* SOURCE:
* Begin *
# Best 4x4 for 12K



## head_ed (Dec 10, 2002)

Hi guys,

My business partner is after a new motor & since he's not really that much into cars is after a) a 4x4 and b) one that won't cost more than 12K.

He's after some level of comfort & an auto if possible - any ideas?

TIA,

Mart.


----------



## jampott (Sep 6, 2003)

Half a Porsche Cayenne?


----------



## Guest (Feb 20, 2007)

head_ed said:


> Hi guys,
> 
> My business partner is after a new motor & since he's not really that much into cars is after a) a 4x4 and b) one that won't cost more than 12K.
> 
> ...


PIck uP, car or wagon?


----------



## head_ed (Dec 10, 2002)

Something like a Shogun or similar. I'd like it to be semi-decent as I have to turn up to meetings in it with him


----------



## Guest (Feb 20, 2007)

head_ed said:


> Something like a Shogun or similar. I'd like it to be semi-decent as I have to turn up to meetings in it with him


How about an 05 plate? 4x4? Diesel?Less than 5k on the clock?
Climate? cd? Central locking , electric windows?

Just had a look on autotrader.

Can you say ssangyong rexton?

:wink:


----------



## jampott (Sep 6, 2003)

DUO3 NAN said:


> head_ed said:
> 
> 
> > Something like a Shogun or similar. I'd like it to be semi-decent as I have to turn up to meetings in it with him
> ...


I can't.


----------



## head_ed (Dec 10, 2002)

I had no idea the X5 and Cayenne prices had dropped so dramatically. I might try and get him to splash out the extra 8 grand and look at one of those.

He does less than 10K miles p/a, so running costs shouldn't be too drastic. Hmm, food for thought - cheers.


----------



## jampott (Sep 6, 2003)

head_ed said:


> I had no idea the X5 and Cayenne prices had dropped so dramatically. I might try and get him to splash out the extra 8 grand and look at one of those.
> 
> He does less than 10K miles p/a, so running costs shouldn't be too drastic. Hmm, food for thought - cheers.


Yeah, Cayennes are cheap as chips. X5 too. Problem is (and you'll appreciate this, being Welsh) I'd rather be seen getting out of the back of a sheep than an X5.
* End *
* INSTRUCTION 1: In the thread, how many miles a year does head_ed's business partner drive?
The entries below have nothing to do with the thread.

* RECORDS TO USE:
* Begin *
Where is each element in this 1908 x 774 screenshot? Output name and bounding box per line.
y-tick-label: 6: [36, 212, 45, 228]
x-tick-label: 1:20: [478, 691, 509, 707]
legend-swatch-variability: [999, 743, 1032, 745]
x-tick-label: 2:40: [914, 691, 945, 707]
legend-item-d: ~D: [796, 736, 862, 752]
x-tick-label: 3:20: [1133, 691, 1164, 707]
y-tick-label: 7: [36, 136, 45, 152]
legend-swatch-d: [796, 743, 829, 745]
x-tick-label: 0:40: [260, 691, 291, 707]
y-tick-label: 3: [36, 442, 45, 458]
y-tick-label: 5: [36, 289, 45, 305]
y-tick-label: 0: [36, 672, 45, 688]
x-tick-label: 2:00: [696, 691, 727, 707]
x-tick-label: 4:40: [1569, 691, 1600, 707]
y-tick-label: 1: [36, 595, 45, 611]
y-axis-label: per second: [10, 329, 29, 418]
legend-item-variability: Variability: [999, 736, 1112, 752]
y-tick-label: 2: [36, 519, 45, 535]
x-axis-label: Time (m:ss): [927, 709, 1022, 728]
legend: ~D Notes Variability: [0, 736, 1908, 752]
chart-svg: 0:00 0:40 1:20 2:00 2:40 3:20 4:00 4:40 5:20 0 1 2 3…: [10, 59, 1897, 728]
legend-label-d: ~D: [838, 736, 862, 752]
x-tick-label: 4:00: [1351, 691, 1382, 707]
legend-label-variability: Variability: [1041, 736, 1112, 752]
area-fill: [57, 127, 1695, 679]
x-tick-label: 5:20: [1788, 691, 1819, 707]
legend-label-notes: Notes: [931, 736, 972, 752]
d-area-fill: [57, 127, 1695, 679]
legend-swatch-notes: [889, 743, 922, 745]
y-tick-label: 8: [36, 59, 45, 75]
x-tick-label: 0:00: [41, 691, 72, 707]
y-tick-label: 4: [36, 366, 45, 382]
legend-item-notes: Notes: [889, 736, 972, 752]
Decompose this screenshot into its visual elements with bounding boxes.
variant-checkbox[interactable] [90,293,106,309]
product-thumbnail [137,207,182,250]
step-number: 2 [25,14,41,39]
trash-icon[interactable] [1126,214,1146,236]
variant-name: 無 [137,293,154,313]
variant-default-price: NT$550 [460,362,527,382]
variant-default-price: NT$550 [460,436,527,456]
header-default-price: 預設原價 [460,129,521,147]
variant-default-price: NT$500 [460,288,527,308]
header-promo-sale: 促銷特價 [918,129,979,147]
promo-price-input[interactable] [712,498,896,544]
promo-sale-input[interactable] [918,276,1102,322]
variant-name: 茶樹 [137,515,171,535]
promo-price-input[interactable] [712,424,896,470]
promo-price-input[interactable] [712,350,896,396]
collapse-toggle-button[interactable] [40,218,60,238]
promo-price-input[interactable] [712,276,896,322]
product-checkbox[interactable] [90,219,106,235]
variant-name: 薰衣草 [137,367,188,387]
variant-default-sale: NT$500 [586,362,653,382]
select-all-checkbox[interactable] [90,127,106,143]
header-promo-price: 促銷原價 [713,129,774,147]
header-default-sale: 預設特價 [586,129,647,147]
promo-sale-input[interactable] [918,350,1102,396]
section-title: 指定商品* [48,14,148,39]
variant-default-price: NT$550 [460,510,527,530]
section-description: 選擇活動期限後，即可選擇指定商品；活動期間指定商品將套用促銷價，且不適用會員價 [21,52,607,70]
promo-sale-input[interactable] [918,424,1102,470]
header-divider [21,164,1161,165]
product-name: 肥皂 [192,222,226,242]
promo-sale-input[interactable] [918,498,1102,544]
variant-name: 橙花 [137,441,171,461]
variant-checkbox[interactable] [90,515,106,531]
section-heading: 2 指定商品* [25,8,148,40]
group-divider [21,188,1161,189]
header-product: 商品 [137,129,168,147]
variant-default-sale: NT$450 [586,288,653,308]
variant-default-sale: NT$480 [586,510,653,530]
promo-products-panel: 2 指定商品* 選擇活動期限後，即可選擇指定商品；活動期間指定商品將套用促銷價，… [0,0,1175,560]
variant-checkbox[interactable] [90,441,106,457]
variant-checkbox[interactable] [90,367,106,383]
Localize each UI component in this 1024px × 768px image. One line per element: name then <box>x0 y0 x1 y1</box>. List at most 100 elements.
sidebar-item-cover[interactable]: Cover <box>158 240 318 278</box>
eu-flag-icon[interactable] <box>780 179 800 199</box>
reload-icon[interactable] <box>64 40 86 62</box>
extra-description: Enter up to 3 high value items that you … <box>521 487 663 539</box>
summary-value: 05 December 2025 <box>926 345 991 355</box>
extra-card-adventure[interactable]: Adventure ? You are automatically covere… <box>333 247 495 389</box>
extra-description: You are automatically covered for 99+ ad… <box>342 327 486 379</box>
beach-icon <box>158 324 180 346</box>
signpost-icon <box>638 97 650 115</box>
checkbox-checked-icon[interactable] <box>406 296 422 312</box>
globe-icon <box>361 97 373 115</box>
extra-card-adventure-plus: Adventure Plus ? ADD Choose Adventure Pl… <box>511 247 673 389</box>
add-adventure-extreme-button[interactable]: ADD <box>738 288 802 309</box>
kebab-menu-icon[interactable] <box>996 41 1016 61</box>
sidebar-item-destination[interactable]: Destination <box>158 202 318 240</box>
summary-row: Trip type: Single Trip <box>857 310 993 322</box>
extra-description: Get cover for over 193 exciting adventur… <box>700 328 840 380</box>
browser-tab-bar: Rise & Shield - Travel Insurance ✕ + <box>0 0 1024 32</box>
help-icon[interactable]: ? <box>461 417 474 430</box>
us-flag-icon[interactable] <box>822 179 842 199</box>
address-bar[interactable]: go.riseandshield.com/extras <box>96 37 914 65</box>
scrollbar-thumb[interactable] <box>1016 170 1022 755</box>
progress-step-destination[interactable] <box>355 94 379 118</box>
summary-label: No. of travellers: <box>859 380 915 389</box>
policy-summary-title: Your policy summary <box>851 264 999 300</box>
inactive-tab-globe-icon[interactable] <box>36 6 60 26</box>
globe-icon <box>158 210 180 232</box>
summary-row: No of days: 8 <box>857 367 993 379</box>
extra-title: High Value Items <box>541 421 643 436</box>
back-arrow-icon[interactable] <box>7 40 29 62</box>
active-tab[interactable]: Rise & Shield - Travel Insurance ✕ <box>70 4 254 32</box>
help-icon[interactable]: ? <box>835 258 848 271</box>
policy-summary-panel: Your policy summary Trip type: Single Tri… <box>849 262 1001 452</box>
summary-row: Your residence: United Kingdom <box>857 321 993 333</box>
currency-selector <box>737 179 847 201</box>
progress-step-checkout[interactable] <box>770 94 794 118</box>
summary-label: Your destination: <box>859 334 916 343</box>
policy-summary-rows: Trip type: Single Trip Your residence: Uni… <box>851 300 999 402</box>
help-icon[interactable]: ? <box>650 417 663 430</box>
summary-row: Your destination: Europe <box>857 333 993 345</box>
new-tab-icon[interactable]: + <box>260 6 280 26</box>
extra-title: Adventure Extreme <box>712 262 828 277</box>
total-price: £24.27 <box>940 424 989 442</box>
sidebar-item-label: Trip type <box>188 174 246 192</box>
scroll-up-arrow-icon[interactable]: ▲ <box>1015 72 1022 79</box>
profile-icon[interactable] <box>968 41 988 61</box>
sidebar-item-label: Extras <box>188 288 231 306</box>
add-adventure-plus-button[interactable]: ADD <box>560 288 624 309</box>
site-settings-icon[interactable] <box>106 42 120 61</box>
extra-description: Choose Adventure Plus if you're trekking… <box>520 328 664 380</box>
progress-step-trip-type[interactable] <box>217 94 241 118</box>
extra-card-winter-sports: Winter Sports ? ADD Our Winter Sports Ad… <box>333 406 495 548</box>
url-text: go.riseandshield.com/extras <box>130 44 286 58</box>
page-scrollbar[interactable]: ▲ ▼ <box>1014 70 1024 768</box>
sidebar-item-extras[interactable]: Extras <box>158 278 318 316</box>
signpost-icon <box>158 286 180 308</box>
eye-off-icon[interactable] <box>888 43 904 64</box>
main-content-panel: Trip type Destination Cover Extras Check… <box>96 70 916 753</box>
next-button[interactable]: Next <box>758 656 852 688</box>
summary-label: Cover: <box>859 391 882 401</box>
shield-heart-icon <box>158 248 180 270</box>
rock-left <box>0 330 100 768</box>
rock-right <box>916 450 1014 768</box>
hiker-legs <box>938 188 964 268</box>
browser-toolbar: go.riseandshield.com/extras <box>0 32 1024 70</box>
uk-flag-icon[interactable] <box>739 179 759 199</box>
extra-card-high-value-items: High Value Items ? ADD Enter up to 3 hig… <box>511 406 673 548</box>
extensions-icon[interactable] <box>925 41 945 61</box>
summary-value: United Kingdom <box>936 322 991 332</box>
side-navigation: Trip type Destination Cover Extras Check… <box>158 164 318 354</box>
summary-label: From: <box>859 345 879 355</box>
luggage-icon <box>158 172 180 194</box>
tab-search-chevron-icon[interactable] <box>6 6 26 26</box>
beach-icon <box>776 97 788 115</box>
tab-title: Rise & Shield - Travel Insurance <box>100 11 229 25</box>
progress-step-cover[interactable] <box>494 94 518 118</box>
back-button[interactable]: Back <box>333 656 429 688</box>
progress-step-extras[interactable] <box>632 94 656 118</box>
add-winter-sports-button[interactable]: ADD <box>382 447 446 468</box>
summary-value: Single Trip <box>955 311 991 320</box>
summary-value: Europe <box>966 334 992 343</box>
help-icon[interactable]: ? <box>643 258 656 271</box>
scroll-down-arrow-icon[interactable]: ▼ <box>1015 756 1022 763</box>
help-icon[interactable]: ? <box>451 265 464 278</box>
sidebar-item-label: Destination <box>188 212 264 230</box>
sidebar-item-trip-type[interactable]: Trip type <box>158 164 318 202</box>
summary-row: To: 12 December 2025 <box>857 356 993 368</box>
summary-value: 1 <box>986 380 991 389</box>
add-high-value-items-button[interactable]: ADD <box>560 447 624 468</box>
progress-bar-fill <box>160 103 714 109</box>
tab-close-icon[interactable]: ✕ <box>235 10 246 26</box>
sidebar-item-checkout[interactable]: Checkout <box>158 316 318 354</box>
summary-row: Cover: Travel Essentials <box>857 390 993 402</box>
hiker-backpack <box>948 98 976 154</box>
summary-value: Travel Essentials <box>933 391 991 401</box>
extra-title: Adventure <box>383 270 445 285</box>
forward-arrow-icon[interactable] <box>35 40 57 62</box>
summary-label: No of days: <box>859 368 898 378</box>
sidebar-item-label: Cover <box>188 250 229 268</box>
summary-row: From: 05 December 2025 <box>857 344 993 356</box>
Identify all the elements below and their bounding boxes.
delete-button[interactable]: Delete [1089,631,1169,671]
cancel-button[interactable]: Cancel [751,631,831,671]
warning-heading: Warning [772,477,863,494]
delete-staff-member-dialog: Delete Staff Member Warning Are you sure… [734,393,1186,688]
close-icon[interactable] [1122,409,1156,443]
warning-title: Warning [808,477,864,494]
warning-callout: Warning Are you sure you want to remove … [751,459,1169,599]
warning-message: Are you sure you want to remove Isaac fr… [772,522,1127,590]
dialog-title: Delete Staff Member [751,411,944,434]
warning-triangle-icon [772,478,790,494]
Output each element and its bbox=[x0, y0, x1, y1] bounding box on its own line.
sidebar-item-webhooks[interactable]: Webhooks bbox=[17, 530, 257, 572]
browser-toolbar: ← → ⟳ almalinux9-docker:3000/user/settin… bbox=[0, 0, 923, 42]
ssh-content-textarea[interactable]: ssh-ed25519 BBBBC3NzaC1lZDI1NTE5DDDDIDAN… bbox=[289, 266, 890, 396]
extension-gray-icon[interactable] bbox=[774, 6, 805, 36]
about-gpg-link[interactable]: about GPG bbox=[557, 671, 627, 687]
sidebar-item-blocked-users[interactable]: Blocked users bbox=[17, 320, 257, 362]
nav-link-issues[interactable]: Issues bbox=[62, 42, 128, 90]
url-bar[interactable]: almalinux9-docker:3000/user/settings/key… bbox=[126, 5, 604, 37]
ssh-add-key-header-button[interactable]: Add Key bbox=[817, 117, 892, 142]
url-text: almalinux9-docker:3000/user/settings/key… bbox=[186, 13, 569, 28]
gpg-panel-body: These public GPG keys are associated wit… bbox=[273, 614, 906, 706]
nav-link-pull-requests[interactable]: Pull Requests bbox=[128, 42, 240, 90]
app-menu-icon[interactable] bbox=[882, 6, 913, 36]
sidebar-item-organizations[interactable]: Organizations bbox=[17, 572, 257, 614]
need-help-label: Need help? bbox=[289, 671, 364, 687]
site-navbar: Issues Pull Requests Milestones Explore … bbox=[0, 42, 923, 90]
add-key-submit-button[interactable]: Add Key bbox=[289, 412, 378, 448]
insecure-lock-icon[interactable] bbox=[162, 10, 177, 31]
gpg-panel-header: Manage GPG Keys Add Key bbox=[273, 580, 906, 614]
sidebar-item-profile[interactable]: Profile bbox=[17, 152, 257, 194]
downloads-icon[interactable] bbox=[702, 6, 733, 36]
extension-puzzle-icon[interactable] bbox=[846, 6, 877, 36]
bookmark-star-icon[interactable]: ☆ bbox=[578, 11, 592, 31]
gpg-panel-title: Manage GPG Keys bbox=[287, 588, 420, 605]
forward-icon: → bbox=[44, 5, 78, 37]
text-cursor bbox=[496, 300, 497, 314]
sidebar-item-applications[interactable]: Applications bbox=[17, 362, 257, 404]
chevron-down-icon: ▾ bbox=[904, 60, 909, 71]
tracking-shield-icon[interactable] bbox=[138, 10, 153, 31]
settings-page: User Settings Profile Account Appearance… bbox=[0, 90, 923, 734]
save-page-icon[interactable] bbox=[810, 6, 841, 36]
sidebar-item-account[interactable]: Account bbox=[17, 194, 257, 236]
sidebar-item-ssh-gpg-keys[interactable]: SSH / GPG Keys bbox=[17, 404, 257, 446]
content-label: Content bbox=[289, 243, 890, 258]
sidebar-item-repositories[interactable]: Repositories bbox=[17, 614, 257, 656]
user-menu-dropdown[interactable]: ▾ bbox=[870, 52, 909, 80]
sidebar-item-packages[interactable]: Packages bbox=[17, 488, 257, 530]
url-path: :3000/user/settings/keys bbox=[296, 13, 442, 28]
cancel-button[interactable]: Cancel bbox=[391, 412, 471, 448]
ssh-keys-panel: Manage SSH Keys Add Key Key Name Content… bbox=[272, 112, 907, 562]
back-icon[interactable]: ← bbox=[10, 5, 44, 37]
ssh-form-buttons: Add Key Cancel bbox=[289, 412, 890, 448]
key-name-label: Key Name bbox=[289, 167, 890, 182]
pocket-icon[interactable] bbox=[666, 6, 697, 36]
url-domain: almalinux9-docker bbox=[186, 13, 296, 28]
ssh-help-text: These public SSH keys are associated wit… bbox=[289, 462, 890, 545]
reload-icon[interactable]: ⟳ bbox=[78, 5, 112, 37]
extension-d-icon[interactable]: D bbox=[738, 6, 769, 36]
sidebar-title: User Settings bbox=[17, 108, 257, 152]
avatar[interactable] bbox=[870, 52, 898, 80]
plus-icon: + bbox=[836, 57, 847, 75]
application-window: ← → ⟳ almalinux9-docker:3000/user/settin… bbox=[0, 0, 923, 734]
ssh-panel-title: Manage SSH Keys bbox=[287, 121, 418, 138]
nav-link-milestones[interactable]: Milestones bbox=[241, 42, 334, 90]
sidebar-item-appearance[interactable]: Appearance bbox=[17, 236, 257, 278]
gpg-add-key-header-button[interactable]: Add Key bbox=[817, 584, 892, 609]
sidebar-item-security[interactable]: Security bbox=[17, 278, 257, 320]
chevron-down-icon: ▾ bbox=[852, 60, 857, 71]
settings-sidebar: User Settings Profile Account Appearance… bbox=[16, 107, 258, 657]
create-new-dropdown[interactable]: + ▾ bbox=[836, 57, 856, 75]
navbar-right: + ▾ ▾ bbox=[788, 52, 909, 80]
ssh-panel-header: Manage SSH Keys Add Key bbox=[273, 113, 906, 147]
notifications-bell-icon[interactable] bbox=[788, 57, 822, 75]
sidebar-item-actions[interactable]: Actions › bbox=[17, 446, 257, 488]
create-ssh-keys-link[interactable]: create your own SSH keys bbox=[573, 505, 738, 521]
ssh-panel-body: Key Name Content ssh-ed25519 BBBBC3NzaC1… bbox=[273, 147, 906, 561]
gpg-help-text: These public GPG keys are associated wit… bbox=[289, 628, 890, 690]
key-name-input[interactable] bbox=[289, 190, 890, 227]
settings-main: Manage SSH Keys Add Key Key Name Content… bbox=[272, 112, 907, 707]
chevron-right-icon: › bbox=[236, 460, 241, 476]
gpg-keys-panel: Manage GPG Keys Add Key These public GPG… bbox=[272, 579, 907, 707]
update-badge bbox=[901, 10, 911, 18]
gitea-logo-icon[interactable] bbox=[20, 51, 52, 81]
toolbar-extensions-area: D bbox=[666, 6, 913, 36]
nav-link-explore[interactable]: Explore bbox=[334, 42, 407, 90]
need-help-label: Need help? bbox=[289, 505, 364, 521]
* End *
* INSTRUCTION 2: Convert the entries, from their first line through the line containing "x-tick-label: 2:40: [914, 691, 945, 707]", inclusive, into a JSON list of strings with one string per line, omitting blank lines.

* RESPONSE 1: Less than 10K miles per year.

* RESPONSE 2:
[
  "Where is each element in this 1908 x 774 screenshot? Output name and bounding box per line.",
  "y-tick-label: 6: [36, 212, 45, 228]",
  "x-tick-label: 1:20: [478, 691, 509, 707]",
  "legend-swatch-variability: [999, 743, 1032, 745]",
  "x-tick-label: 2:40: [914, 691, 945, 707]"
]